### Your objective:
This exercise calls for copying every line below that holds the word "Планы".

(Interface dataset entries)

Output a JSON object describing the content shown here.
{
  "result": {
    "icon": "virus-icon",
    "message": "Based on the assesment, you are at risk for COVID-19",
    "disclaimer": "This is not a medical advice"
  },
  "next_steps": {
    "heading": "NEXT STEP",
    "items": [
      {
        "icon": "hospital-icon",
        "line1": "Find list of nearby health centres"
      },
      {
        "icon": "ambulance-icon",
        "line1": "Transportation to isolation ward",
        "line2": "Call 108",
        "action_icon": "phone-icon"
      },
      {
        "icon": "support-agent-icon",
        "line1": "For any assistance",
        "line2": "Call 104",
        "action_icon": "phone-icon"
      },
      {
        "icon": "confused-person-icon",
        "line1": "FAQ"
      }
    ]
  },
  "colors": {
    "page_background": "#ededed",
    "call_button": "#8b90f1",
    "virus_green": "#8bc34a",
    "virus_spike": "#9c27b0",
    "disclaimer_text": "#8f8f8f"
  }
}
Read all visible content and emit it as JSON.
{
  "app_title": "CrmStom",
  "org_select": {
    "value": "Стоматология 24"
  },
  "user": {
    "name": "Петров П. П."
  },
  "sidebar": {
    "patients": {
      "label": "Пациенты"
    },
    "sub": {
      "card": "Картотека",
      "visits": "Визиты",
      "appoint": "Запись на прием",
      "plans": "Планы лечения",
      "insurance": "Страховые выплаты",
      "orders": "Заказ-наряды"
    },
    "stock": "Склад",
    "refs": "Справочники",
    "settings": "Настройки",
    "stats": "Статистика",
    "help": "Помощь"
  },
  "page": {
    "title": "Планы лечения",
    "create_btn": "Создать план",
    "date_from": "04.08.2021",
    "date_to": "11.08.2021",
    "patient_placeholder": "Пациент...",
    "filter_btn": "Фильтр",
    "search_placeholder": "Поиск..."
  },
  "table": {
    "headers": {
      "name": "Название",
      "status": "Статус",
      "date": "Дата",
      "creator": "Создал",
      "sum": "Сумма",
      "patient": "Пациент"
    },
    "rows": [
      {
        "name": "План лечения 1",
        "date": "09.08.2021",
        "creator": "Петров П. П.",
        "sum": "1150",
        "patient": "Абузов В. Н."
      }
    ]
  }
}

### Response below:
      "plans": "Планы лечения",
    "title": "Планы лечения",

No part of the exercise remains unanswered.